▸ **AIM OF THE EXERCISE**: Gather, from the listing beneath this task, every line holding the string "Основное".

[Data excerpts]
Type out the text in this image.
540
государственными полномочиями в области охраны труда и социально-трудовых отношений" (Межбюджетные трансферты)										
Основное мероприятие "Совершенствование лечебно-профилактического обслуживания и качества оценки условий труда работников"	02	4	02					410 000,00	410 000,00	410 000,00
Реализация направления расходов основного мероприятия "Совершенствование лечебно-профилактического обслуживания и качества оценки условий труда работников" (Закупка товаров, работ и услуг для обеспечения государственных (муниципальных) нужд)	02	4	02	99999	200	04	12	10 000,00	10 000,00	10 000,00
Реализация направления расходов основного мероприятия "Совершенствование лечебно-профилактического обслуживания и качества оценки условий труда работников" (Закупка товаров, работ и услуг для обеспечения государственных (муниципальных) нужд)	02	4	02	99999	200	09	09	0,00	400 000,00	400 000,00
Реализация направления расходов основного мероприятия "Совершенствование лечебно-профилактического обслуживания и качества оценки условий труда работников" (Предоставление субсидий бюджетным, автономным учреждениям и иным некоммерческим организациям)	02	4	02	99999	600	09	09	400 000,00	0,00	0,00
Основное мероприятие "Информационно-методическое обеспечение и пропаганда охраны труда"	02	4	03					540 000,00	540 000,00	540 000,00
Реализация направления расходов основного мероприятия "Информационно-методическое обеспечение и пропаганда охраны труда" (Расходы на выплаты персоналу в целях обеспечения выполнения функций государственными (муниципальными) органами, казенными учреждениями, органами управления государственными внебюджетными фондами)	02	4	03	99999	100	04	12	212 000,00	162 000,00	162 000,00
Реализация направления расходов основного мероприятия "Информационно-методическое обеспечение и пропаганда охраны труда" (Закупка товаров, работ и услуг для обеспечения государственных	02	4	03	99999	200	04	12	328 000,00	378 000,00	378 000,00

▸ **TASK SOLUTION**:
Основное мероприятие "Совершенствование лечебно-профилактического обслуживания и качества оценки условий труда работников"	02	4	02					410 000,00	410 000,00	410 000,00
Основное мероприятие "Информационно-методическое обеспечение и пропаганда охраны труда"	02	4	03					540 000,00	540 000,00	540 000,00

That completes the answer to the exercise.